Exercise objective: Output solely the number of lines containing the string "عليها".

Information given:

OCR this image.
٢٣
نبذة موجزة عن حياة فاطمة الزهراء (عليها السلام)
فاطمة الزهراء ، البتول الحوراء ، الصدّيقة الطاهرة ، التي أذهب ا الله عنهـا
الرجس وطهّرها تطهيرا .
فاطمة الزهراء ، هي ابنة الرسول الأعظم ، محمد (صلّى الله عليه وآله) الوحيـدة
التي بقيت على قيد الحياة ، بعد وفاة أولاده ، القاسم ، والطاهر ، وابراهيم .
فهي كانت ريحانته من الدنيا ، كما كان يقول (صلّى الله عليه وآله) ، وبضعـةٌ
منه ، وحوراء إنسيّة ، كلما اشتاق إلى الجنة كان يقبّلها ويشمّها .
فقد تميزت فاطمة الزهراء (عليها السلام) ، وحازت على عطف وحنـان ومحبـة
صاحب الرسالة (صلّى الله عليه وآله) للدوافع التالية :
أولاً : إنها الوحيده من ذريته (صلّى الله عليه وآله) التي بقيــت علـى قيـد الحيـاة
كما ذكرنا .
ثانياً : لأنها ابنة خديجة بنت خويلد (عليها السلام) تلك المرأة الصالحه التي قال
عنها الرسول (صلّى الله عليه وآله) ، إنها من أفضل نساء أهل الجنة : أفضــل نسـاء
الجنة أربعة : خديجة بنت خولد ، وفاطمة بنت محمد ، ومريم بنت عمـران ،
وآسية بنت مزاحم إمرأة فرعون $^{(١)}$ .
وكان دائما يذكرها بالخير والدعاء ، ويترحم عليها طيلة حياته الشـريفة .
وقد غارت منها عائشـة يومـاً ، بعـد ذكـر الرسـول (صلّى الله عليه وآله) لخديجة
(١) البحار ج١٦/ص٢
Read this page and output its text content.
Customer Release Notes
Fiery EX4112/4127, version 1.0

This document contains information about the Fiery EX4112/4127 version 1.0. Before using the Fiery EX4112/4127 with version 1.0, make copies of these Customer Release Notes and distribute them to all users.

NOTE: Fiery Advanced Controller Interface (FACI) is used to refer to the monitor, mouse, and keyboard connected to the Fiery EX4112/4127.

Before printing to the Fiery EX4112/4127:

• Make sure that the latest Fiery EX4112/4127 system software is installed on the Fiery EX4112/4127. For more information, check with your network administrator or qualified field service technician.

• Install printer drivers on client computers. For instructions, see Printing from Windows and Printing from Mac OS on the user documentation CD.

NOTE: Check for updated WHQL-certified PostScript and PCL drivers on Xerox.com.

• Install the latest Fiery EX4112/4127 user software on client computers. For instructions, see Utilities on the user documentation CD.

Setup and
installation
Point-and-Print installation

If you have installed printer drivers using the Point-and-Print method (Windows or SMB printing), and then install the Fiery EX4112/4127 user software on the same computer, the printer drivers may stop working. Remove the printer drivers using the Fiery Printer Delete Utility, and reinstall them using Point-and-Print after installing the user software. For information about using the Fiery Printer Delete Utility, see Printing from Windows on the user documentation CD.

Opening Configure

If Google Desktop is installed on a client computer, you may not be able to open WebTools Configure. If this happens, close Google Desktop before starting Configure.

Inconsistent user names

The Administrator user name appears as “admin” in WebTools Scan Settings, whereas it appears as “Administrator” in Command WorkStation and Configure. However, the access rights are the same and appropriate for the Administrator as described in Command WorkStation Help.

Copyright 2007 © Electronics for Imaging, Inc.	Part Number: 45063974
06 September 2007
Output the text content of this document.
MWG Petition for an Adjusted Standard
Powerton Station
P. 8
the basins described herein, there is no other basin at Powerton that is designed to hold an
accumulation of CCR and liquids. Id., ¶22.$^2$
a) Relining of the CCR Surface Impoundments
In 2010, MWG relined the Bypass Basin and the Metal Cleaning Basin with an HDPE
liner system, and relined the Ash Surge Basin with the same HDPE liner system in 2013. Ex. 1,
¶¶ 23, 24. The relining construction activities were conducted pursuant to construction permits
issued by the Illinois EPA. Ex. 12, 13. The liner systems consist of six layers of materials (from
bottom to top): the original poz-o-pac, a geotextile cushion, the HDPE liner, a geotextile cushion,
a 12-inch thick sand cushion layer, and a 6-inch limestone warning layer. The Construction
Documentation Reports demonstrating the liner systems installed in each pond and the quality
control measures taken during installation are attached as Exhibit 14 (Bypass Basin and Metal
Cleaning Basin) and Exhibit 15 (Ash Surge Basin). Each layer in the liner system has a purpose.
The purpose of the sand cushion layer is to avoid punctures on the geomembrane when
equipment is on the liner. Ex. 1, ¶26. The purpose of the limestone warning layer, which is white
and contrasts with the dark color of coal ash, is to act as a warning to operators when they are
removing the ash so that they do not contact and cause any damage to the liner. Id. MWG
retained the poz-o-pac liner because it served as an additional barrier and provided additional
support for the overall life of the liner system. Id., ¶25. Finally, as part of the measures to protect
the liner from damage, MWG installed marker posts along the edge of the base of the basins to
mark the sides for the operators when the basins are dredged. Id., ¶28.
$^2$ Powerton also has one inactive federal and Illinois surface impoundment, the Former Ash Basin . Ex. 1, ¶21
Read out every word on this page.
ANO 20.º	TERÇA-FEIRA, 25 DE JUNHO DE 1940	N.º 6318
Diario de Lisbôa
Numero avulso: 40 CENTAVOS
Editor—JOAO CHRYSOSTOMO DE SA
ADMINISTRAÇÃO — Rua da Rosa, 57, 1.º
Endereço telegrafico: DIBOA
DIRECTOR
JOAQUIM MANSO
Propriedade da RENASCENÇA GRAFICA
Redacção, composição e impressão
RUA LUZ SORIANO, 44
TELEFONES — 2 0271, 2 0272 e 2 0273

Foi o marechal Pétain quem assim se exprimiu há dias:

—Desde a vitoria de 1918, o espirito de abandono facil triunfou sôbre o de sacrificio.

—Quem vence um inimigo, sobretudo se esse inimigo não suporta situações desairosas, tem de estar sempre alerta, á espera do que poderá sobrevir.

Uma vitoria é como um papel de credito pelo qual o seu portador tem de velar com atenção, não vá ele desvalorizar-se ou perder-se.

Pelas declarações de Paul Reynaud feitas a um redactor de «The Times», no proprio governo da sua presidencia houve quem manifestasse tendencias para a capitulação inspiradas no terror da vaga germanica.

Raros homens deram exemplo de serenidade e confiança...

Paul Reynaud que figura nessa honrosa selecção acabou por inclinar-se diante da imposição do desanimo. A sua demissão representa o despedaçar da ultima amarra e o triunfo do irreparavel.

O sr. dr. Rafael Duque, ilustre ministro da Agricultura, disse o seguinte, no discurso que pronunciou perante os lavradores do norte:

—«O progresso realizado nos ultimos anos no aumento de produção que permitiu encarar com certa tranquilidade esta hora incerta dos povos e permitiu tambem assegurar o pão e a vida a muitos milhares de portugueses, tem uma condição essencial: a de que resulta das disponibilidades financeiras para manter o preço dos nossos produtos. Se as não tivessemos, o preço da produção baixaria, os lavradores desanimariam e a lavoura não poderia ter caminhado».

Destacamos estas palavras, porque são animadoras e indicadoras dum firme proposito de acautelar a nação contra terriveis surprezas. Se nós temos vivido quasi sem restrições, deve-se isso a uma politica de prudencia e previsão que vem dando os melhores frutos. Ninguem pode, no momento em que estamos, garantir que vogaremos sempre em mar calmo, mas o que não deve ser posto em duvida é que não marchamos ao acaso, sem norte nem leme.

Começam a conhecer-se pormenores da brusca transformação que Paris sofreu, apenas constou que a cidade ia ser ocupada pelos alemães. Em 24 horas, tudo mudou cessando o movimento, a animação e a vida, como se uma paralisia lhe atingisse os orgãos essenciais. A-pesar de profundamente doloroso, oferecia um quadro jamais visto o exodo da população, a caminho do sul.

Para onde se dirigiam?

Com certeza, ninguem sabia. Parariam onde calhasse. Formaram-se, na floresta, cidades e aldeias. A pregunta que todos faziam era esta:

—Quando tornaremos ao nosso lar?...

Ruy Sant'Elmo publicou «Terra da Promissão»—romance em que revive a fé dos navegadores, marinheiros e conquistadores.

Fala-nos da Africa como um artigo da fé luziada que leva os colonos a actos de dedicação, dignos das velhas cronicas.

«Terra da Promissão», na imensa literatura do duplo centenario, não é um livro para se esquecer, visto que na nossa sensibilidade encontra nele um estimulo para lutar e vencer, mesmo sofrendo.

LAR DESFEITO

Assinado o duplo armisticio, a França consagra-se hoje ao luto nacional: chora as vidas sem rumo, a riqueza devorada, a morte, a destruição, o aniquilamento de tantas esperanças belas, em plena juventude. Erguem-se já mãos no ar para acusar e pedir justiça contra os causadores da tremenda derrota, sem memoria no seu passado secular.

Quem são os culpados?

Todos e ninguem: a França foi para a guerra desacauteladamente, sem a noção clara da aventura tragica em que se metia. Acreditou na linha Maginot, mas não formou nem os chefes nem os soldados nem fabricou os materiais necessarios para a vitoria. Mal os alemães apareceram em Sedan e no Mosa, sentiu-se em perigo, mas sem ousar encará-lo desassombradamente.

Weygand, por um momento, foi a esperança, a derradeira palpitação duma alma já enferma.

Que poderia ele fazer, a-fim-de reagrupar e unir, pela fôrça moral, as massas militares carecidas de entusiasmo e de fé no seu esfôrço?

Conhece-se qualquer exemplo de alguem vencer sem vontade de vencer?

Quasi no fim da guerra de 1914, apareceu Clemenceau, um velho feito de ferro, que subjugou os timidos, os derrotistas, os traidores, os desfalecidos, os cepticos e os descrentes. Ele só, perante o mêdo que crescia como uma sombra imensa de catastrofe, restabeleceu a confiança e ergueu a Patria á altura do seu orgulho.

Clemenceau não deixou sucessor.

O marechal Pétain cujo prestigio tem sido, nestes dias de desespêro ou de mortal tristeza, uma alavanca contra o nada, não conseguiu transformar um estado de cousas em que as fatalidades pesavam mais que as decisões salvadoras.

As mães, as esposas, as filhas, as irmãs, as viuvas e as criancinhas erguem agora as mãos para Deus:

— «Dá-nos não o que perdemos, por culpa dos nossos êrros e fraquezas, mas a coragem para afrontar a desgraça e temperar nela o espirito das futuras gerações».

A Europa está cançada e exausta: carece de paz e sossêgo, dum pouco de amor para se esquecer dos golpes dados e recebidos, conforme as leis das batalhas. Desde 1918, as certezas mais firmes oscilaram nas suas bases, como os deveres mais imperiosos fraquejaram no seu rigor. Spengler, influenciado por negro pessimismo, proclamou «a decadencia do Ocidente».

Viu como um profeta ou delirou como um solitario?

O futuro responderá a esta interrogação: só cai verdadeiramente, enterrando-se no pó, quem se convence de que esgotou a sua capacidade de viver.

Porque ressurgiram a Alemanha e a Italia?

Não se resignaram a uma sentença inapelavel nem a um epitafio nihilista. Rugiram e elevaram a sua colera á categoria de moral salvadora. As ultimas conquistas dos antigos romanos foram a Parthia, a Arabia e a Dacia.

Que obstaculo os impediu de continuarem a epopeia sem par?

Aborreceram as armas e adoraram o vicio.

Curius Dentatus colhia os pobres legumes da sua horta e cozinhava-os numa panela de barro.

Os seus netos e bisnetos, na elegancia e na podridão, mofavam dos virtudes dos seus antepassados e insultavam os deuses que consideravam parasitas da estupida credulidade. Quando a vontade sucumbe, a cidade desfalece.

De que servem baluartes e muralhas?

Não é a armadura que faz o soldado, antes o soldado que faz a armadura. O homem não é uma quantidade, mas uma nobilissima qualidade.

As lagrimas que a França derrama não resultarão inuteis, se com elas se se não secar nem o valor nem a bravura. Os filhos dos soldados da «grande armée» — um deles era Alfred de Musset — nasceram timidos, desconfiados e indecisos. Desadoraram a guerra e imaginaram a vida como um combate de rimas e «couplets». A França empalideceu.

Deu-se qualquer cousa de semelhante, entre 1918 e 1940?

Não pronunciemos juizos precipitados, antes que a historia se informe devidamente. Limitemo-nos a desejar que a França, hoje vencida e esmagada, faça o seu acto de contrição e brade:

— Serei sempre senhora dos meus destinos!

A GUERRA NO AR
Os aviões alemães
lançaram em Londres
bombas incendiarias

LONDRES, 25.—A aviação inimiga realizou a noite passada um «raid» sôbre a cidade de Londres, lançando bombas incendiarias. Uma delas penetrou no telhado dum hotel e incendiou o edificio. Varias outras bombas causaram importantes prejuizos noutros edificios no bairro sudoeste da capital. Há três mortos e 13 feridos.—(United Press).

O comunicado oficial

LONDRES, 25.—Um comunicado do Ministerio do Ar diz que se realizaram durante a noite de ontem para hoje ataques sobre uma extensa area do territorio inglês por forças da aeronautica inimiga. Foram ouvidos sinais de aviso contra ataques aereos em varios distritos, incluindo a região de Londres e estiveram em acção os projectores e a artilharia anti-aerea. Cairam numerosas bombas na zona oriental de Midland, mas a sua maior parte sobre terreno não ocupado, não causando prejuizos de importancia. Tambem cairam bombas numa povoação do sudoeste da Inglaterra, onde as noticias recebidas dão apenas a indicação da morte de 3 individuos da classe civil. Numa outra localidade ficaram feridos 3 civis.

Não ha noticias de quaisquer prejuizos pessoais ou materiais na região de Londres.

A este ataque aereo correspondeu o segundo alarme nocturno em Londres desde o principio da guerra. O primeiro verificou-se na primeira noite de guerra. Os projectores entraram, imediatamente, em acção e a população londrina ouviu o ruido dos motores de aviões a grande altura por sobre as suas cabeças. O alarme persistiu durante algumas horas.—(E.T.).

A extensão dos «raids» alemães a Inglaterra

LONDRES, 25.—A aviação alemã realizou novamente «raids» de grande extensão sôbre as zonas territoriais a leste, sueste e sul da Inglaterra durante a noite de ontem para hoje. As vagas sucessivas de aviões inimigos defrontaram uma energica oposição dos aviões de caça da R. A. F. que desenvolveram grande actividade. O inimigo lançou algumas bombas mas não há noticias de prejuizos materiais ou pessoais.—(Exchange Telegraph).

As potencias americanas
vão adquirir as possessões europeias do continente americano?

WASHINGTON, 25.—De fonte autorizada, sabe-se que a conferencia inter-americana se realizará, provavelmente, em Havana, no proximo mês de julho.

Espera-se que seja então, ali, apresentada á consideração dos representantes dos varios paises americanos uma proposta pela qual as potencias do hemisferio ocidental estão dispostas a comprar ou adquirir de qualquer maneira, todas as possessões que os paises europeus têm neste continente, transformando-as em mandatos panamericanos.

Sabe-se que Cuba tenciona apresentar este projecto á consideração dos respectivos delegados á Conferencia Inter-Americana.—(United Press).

Full solution: 4